DESCRIPTION OF THE TASK -> Report all lines from the entries below in which "králík" appears.

EXCERPTED DATA ->
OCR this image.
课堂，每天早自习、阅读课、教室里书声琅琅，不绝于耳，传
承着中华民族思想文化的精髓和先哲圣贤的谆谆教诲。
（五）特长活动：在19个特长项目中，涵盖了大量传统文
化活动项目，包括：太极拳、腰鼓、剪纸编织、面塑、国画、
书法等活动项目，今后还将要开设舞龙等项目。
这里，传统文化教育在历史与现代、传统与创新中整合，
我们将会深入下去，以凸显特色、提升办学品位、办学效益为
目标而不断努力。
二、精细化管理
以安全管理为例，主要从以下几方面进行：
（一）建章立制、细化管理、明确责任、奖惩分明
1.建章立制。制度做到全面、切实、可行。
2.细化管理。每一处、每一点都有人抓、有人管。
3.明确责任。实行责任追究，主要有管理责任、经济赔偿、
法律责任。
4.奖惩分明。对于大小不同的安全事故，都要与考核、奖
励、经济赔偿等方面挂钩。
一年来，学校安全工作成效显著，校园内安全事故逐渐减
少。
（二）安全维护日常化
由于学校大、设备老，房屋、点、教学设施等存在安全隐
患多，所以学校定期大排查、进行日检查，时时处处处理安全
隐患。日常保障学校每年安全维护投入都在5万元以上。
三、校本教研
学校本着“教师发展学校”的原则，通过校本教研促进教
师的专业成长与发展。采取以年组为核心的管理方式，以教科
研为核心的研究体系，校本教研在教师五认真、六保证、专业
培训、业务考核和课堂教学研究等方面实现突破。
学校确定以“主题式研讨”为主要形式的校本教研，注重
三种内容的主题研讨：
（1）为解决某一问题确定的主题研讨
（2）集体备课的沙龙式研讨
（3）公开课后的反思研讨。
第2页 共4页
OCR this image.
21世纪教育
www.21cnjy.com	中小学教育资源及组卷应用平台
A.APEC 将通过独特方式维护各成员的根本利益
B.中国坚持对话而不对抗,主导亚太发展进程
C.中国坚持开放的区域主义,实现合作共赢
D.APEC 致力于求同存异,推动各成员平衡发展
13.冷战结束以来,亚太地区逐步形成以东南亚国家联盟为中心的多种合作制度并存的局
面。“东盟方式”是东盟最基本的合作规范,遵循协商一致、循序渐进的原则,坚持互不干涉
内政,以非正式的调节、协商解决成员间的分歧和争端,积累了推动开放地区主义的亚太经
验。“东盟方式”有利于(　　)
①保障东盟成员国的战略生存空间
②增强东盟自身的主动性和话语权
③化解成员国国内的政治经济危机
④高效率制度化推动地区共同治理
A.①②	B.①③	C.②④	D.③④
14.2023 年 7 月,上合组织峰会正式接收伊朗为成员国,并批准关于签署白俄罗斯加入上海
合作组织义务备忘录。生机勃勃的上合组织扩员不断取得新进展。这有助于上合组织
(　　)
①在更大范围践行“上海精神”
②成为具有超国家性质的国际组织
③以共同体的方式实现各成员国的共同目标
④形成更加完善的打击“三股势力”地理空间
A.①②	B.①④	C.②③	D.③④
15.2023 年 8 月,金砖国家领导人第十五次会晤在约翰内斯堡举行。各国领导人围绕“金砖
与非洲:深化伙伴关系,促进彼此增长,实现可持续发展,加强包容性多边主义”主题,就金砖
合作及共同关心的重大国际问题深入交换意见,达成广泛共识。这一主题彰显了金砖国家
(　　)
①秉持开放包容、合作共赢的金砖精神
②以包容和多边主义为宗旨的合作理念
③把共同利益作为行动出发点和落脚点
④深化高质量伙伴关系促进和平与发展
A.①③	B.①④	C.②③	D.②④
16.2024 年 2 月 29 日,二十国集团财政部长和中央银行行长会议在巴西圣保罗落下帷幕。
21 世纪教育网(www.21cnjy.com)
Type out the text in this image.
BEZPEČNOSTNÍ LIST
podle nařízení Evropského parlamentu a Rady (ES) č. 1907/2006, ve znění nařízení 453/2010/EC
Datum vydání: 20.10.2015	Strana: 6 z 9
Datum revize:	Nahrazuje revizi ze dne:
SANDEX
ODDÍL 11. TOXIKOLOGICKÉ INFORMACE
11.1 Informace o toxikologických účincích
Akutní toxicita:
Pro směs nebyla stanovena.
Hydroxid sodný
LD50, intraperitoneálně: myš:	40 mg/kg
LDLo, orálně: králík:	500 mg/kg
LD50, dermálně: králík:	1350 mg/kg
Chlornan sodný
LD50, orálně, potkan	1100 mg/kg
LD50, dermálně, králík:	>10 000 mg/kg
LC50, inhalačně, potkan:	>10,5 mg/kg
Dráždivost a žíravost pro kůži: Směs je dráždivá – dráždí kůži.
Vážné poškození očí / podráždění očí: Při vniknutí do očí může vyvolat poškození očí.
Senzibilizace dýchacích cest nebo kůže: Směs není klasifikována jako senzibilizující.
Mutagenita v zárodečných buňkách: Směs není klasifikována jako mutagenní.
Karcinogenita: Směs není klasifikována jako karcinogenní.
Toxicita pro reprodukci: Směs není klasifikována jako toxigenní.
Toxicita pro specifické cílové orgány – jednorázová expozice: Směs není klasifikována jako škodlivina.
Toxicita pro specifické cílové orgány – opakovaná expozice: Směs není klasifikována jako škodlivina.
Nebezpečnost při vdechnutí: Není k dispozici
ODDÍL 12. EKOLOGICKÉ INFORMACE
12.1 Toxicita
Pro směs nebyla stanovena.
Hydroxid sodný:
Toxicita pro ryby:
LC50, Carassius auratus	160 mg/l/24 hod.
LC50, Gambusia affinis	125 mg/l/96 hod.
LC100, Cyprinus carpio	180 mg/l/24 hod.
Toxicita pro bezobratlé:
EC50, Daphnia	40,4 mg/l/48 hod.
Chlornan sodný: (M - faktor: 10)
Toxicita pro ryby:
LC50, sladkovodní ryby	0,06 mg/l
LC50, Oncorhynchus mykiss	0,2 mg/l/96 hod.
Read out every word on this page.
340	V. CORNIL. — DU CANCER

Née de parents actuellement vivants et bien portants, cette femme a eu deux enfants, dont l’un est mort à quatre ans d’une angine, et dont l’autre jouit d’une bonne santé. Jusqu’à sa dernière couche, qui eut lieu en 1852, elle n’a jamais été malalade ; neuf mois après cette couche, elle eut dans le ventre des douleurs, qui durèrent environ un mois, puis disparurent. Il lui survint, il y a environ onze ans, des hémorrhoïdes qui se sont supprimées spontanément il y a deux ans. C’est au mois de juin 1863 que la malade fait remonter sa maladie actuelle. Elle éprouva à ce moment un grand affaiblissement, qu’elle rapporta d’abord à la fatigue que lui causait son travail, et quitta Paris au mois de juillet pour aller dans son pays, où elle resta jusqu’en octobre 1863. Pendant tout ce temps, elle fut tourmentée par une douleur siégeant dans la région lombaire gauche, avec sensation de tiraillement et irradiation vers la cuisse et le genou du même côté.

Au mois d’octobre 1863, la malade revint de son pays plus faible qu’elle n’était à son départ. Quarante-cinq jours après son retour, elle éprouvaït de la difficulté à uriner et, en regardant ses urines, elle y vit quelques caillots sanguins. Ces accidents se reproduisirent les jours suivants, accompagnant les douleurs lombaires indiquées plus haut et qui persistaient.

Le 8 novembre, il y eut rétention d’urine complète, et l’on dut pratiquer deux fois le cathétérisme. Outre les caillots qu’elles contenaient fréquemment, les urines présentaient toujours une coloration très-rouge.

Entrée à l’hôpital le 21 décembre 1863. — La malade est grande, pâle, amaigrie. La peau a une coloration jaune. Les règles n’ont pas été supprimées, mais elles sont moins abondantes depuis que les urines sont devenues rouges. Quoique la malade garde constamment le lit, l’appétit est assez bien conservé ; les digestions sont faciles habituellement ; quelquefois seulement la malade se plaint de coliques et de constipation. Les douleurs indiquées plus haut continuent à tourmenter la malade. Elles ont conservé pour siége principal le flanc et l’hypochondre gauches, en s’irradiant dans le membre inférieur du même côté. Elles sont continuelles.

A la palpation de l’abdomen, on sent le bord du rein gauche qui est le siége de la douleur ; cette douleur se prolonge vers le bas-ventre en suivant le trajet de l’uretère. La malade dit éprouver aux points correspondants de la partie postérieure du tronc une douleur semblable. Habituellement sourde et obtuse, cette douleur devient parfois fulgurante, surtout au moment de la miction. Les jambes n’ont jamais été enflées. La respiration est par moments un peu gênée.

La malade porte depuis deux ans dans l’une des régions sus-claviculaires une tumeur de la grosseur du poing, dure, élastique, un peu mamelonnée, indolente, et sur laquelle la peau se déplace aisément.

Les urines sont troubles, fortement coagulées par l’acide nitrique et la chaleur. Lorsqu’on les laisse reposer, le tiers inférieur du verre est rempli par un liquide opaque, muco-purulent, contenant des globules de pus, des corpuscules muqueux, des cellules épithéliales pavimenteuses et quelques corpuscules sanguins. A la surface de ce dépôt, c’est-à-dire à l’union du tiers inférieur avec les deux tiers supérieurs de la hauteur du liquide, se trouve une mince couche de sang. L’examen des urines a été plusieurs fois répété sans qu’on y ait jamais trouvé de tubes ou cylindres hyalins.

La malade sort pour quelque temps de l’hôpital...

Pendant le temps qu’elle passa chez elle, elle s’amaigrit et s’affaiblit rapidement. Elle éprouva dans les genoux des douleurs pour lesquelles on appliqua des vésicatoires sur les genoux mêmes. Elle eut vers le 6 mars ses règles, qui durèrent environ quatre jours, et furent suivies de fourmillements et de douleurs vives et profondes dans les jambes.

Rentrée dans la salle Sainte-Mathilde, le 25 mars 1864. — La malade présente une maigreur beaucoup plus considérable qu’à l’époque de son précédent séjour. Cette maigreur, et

CORRECT RESPONSE ->
LDLo, orálně: králík:	500 mg/kg
LD50, dermálně: králík:	1350 mg/kg
LD50, dermálně, králík:	>10 000 mg/kg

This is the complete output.